:: Instructions to follow ::
Go through each line of the records below and count those with the word "hyne". Give only the count.

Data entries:
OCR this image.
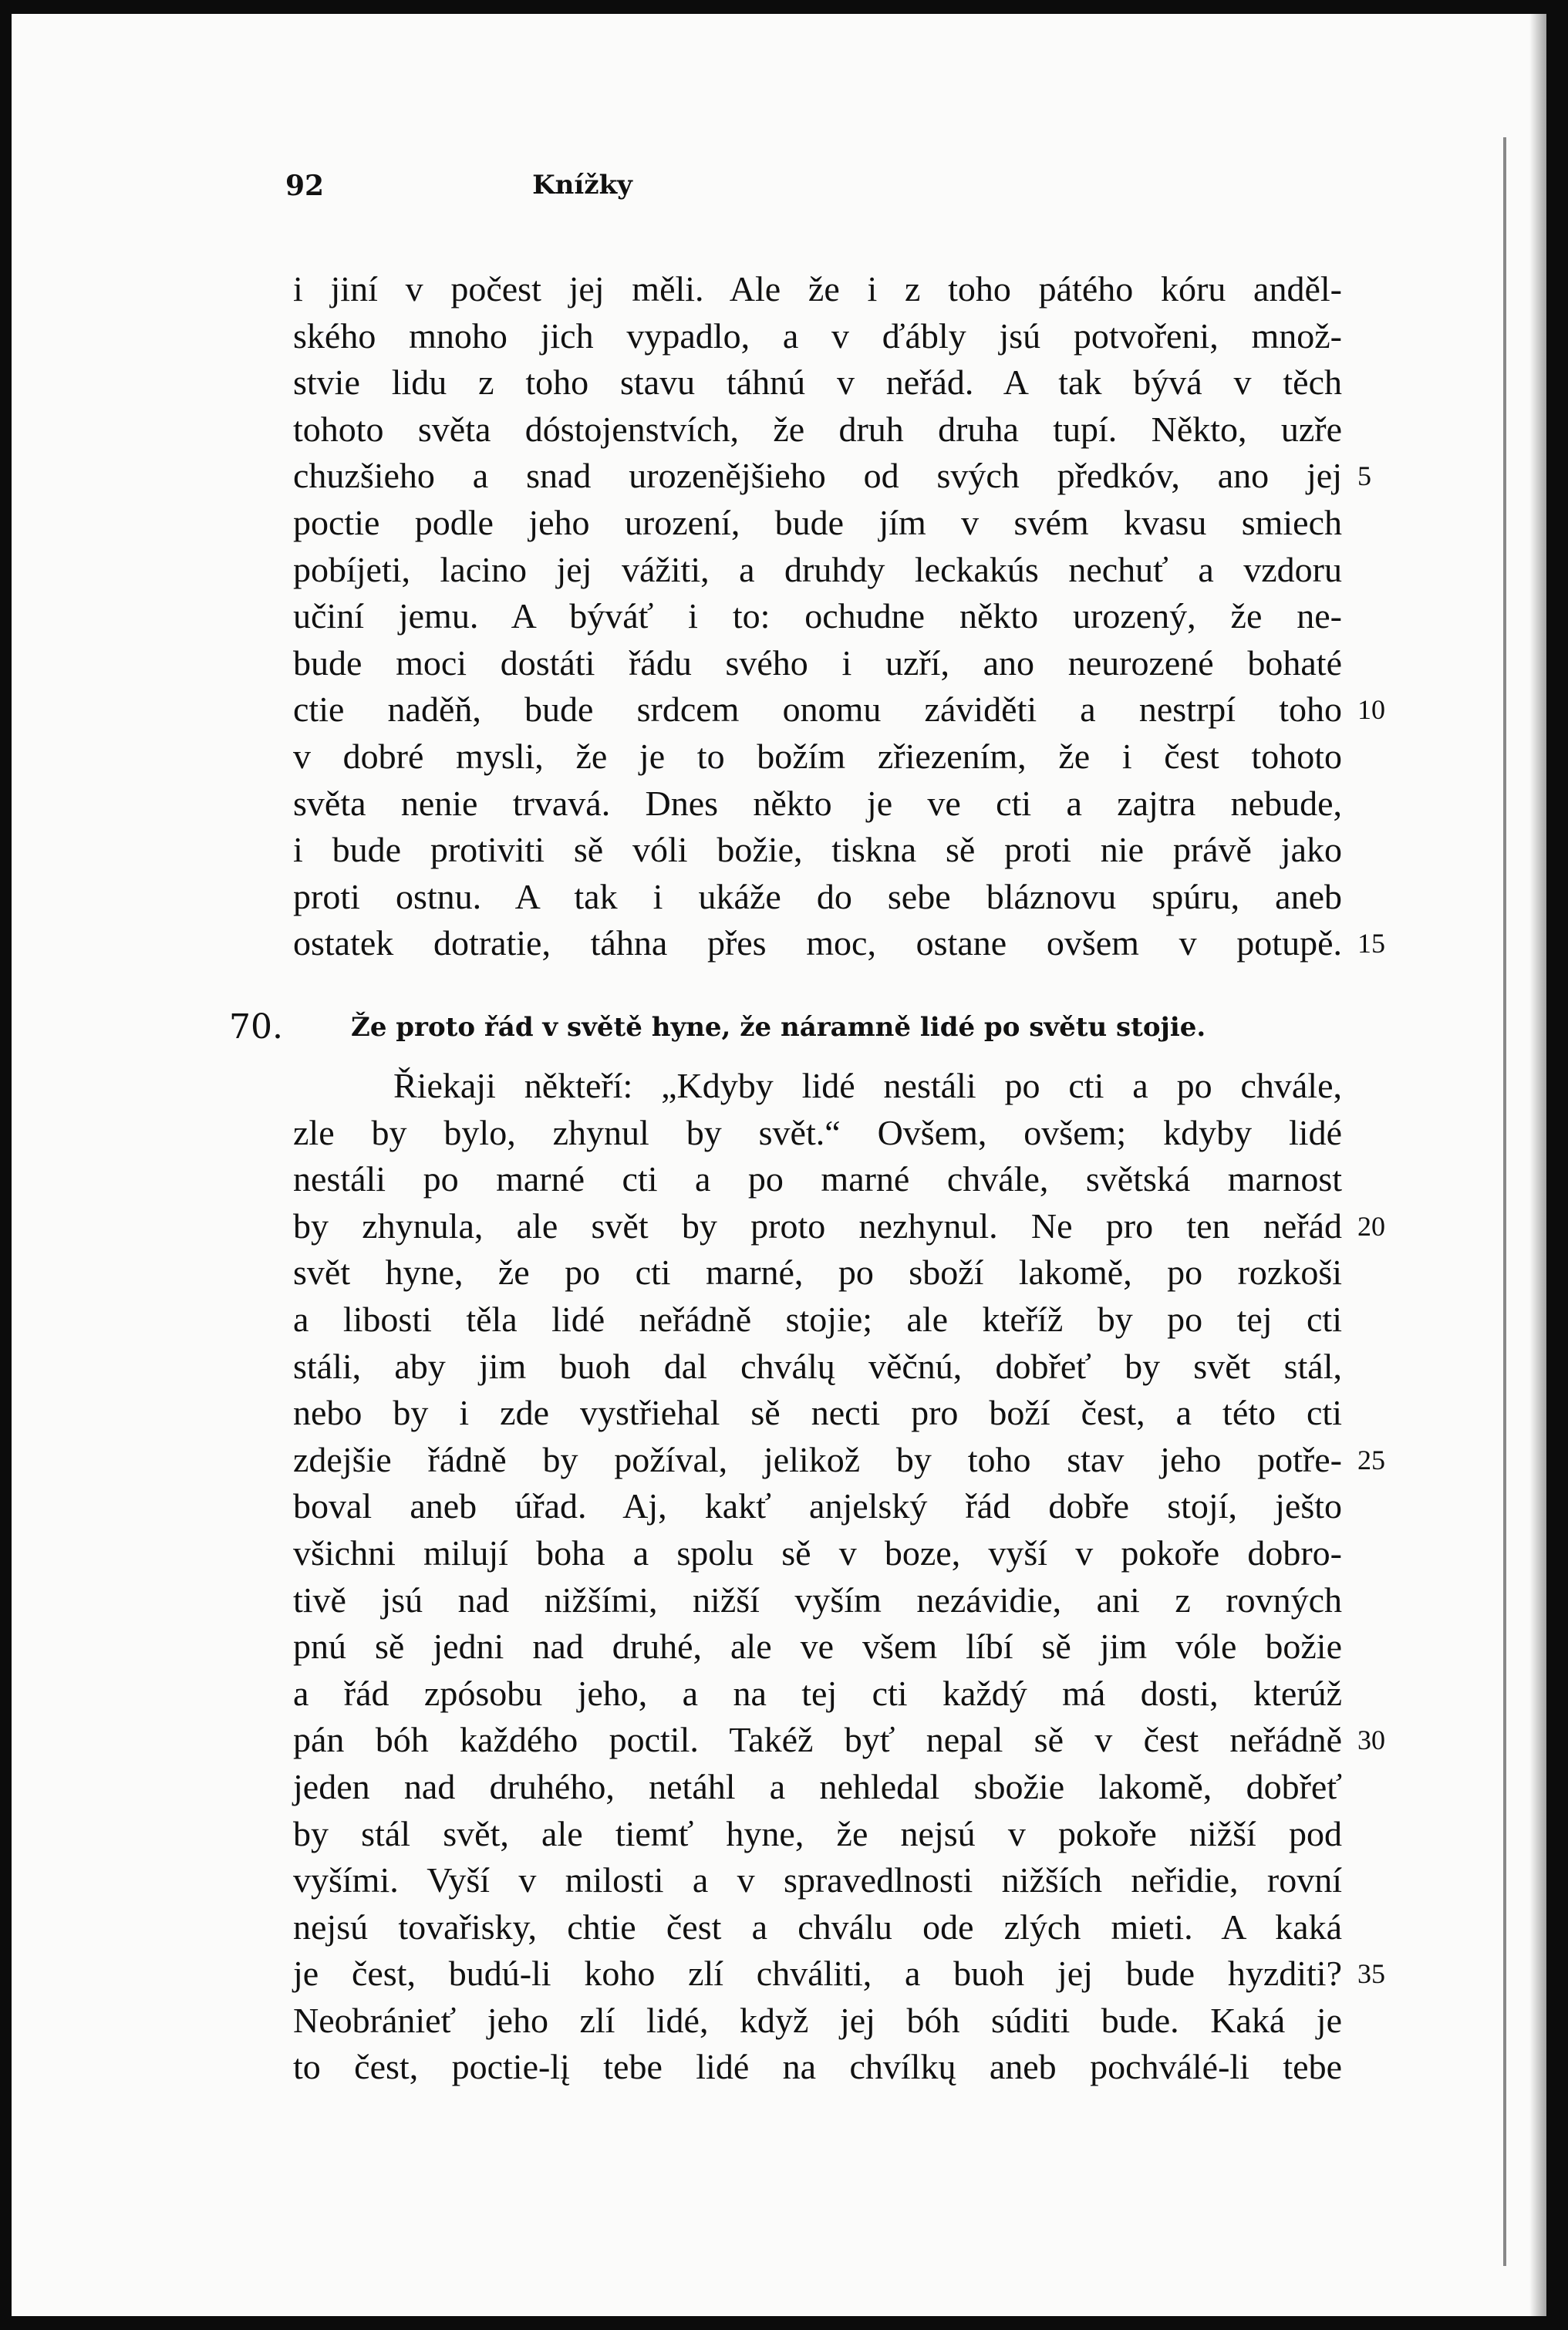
92	Knížky
i jiní v počest jej měli. Ale že i z toho pátého kóru anděl-
ského mnoho jich vypadlo, a v ďábly jsú potvořeni, množ-
stvie lidu z toho stavu táhnú v neřád. A tak bývá v těch
tohoto světa dóstojenstvích, že druh druha tupí. Někto, uzře
chuzšieho a snad urozenějšieho od svých předkóv, ano jej 5
poctie podle jeho urození, bude jím v svém kvasu smiech
pobíjeti, lacino jej vážiti, a druhdy leckakús nechuť a vzdoru
učiní jemu. A býváť i to: ochudne někto urozený, že ne-
bude moci dostáti řádu svého i uzří, ano neurozené bohaté
ctie naděň, bude srdcem onomu záviděti a nestrpí toho 10
v dobré mysli, že je to božím zřiezením, že i čest tohoto
světa nenie trvavá. Dnes někto je ve cti a zajtra nebude,
i bude protiviti sě vóli božie, tiskna sě proti nie právě jako
proti ostnu. A tak i ukáže do sebe bláznovu spúru, aneb
ostatek dotratie, táhna přes moc, ostane ovšem v potupě. 15
70.	Že proto řád v světě hyne, že náramně lidé po světu stojie.
Řiekaji někteří: „Kdyby lidé nestáli po cti a po chvále,
zle by bylo, zhynul by svět.“ Ovšem, ovšem; kdyby lidé
nestáli po marné cti a po marné chvále, světská marnost
by zhynula, ale svět by proto nezhynul. Ne pro ten neřád 20
svět hyne, že po cti marné, po sboží lakomě, po rozkoši
a libosti těla lidé neřádně stojie; ale kteříž by po tej cti
stáli, aby jim buoh dal chválų věčnú, dobřeť by svět stál,
nebo by i zde vystřiehal sě necti pro boží čest, a této cti
zdejšie řádně by požíval, jelikož by toho stav jeho potře- 25
boval aneb úřad. Aj, kakť anjelský řád dobře stojí, ješto
všichni milují boha a spolu sě v boze, vyší v pokoře dobro-
tivě jsú nad nižšími, nižší vyším nezávidie, ani z rovných
pnú sě jedni nad druhé, ale ve všem líbí sě jim vóle božie
a řád zpósobu jeho, a na tej cti každý má dosti, kterúž
pán bóh každého poctil. Takéž byť nepal sě v čest neřádně 30
jeden nad druhého, netáhl a nehledal sbožie lakomě, dobřeť
by stál svět, ale tiemť hyne, že nejsú v pokoře nižší pod
vyšími. Vyší v milosti a v spravedlnosti nižších neřidie, rovní
nejsú tovařisky, chtie čest a chválu ode zlých mieti. A kaká
je čest, budú-li koho zlí chváliti, a buoh jej bude hyzditi? 35
Neobránieť jeho zlí lidé, když jej bóh súditi bude. Kaká je
to čest, poctie-lį tebe lidé na chvílkų aneb pochválé-li tebe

:: The answer ::
3